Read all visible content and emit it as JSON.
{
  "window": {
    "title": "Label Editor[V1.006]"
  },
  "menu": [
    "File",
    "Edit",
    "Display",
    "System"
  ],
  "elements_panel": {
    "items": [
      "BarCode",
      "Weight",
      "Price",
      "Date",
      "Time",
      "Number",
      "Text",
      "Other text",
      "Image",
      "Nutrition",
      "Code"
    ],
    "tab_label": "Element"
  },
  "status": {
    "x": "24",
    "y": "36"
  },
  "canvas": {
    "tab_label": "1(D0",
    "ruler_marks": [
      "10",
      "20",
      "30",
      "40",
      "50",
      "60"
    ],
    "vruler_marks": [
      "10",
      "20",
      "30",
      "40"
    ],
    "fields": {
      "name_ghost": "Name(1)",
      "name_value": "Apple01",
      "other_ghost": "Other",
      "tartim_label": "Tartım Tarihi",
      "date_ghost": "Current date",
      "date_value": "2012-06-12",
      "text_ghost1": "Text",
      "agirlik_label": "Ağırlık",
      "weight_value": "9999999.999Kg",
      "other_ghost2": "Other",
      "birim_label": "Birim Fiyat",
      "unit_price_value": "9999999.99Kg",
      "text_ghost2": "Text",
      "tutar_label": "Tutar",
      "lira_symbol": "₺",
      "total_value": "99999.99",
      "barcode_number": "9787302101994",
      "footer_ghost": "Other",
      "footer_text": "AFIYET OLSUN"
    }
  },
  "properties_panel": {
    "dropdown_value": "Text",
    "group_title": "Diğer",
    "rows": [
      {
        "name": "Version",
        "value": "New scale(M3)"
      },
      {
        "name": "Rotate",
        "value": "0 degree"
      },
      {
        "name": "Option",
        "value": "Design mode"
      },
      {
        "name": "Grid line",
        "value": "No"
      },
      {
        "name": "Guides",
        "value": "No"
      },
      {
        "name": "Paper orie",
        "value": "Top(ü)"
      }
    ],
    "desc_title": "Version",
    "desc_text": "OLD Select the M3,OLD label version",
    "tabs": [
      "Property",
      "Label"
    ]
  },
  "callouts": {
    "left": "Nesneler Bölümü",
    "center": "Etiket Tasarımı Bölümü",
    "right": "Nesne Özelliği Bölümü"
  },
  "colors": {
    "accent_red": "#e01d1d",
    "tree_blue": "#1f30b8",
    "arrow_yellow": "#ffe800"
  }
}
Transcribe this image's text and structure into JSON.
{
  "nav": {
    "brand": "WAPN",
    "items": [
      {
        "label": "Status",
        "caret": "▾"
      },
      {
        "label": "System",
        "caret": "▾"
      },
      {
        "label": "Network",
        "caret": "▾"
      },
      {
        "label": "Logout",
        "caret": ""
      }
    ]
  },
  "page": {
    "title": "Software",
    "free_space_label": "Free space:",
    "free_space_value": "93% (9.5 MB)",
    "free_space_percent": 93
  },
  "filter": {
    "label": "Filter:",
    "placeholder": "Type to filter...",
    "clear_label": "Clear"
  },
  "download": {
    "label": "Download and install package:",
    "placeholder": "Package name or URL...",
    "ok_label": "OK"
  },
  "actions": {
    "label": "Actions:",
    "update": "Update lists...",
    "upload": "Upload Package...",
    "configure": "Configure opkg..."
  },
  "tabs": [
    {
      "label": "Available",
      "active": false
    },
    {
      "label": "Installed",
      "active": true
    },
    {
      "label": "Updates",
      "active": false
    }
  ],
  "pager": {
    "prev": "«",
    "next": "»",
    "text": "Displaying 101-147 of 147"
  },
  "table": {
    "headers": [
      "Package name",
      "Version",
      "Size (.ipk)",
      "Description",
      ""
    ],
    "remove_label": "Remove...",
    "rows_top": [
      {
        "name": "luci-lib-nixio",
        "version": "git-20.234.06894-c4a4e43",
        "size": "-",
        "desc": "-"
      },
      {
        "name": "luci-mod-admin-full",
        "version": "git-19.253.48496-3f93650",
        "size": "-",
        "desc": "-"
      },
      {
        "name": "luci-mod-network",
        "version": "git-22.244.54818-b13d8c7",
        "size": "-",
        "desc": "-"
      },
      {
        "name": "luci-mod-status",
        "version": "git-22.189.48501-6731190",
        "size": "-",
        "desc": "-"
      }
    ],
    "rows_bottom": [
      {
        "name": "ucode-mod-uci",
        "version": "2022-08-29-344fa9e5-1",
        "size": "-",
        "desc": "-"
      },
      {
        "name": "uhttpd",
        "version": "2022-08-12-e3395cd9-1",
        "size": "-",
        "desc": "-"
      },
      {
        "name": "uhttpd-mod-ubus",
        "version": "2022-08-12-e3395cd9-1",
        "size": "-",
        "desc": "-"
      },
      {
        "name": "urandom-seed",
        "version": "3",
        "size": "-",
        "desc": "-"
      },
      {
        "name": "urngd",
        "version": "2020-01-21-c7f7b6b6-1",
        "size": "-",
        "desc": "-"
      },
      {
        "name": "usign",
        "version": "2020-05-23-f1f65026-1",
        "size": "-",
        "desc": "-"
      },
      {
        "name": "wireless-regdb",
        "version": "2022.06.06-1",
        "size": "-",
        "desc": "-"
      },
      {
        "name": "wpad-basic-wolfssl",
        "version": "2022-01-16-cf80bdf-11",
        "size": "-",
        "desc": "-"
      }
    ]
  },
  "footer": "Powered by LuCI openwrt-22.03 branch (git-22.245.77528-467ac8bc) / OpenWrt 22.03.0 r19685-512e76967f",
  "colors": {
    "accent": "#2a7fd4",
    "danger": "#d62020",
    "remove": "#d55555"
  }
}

● ● ●

__Task instructions__. Go through the listing above and restate it word for word.

__Exercise solution__.
Read all visible content and emit it as JSON.
{
  "window": {
    "title": "Label Editor[V1.006]"
  },
  "menu": [
    "File",
    "Edit",
    "Display",
    "System"
  ],
  "elements_panel": {
    "items": [
      "BarCode",
      "Weight",
      "Price",
      "Date",
      "Time",
      "Number",
      "Text",
      "Other text",
      "Image",
      "Nutrition",
      "Code"
    ],
    "tab_label": "Element"
  },
  "status": {
    "x": "24",
    "y": "36"
  },
  "canvas": {
    "tab_label": "1(D0",
    "ruler_marks": [
      "10",
      "20",
      "30",
      "40",
      "50",
      "60"
    ],
    "vruler_marks": [
      "10",
      "20",
      "30",
      "40"
    ],
    "fields": {
      "name_ghost": "Name(1)",
      "name_value": "Apple01",
      "other_ghost": "Other",
      "tartim_label": "Tartım Tarihi",
      "date_ghost": "Current date",
      "date_value": "2012-06-12",
      "text_ghost1": "Text",
      "agirlik_label": "Ağırlık",
      "weight_value": "9999999.999Kg",
      "other_ghost2": "Other",
      "birim_label": "Birim Fiyat",
      "unit_price_value": "9999999.99Kg",
      "text_ghost2": "Text",
      "tutar_label": "Tutar",
      "lira_symbol": "₺",
      "total_value": "99999.99",
      "barcode_number": "9787302101994",
      "footer_ghost": "Other",
      "footer_text": "AFIYET OLSUN"
    }
  },
  "properties_panel": {
    "dropdown_value": "Text",
    "group_title": "Diğer",
    "rows": [
      {
        "name": "Version",
        "value": "New scale(M3)"
      },
      {
        "name": "Rotate",
        "value": "0 degree"
      },
      {
        "name": "Option",
        "value": "Design mode"
      },
      {
        "name": "Grid line",
        "value": "No"
      },
      {
        "name": "Guides",
        "value": "No"
      },
      {
        "name": "Paper orie",
        "value": "Top(ü)"
      }
    ],
    "desc_title": "Version",
    "desc_text": "OLD Select the M3,OLD label version",
    "tabs": [
      "Property",
      "Label"
    ]
  },
  "callouts": {
    "left": "Nesneler Bölümü",
    "center": "Etiket Tasarımı Bölümü",
    "right": "Nesne Özelliği Bölümü"
  },
  "colors": {
    "accent_red": "#e01d1d",
    "tree_blue": "#1f30b8",
    "arrow_yellow": "#ffe800"
  }
}
Transcribe this image's text and structure into JSON.
{
  "nav": {
    "brand": "WAPN",
    "items": [
      {
        "label": "Status",
        "caret": "▾"
      },
      {
        "label": "System",
        "caret": "▾"
      },
      {
        "label": "Network",
        "caret": "▾"
      },
      {
        "label": "Logout",
        "caret": ""
      }
    ]
  },
  "page": {
    "title": "Software",
    "free_space_label": "Free space:",
    "free_space_value": "93% (9.5 MB)",
    "free_space_percent": 93
  },
  "filter": {
    "label": "Filter:",
    "placeholder": "Type to filter...",
    "clear_label": "Clear"
  },
  "download": {
    "label": "Download and install package:",
    "placeholder": "Package name or URL...",
    "ok_label": "OK"
  },
  "actions": {
    "label": "Actions:",
    "update": "Update lists...",
    "upload": "Upload Package...",
    "configure": "Configure opkg..."
  },
  "tabs": [
    {
      "label": "Available",
      "active": false
    },
    {
      "label": "Installed",
      "active": true
    },
    {
      "label": "Updates",
      "active": false
    }
  ],
  "pager": {
    "prev": "«",
    "next": "»",
    "text": "Displaying 101-147 of 147"
  },
  "table": {
    "headers": [
      "Package name",
      "Version",
      "Size (.ipk)",
      "Description",
      ""
    ],
    "remove_label": "Remove...",
    "rows_top": [
      {
        "name": "luci-lib-nixio",
        "version": "git-20.234.06894-c4a4e43",
        "size": "-",
        "desc": "-"
      },
      {
        "name": "luci-mod-admin-full",
        "version": "git-19.253.48496-3f93650",
        "size": "-",
        "desc": "-"
      },
      {
        "name": "luci-mod-network",
        "version": "git-22.244.54818-b13d8c7",
        "size": "-",
        "desc": "-"
      },
      {
        "name": "luci-mod-status",
        "version": "git-22.189.48501-6731190",
        "size": "-",
        "desc": "-"
      }
    ],
    "rows_bottom": [
      {
        "name": "ucode-mod-uci",
        "version": "2022-08-29-344fa9e5-1",
        "size": "-",
        "desc": "-"
      },
      {
        "name": "uhttpd",
        "version": "2022-08-12-e3395cd9-1",
        "size": "-",
        "desc": "-"
      },
      {
        "name": "uhttpd-mod-ubus",
        "version": "2022-08-12-e3395cd9-1",
        "size": "-",
        "desc": "-"
      },
      {
        "name": "urandom-seed",
        "version": "3",
        "size": "-",
        "desc": "-"
      },
      {
        "name": "urngd",
        "version": "2020-01-21-c7f7b6b6-1",
        "size": "-",
        "desc": "-"
      },
      {
        "name": "usign",
        "version": "2020-05-23-f1f65026-1",
        "size": "-",
        "desc": "-"
      },
      {
        "name": "wireless-regdb",
        "version": "2022.06.06-1",
        "size": "-",
        "desc": "-"
      },
      {
        "name": "wpad-basic-wolfssl",
        "version": "2022-01-16-cf80bdf-11",
        "size": "-",
        "desc": "-"
      }
    ]
  },
  "footer": "Powered by LuCI openwrt-22.03 branch (git-22.245.77528-467ac8bc) / OpenWrt 22.03.0 r19685-512e76967f",
  "colors": {
    "accent": "#2a7fd4",
    "danger": "#d62020",
    "remove": "#d55555"
  }
}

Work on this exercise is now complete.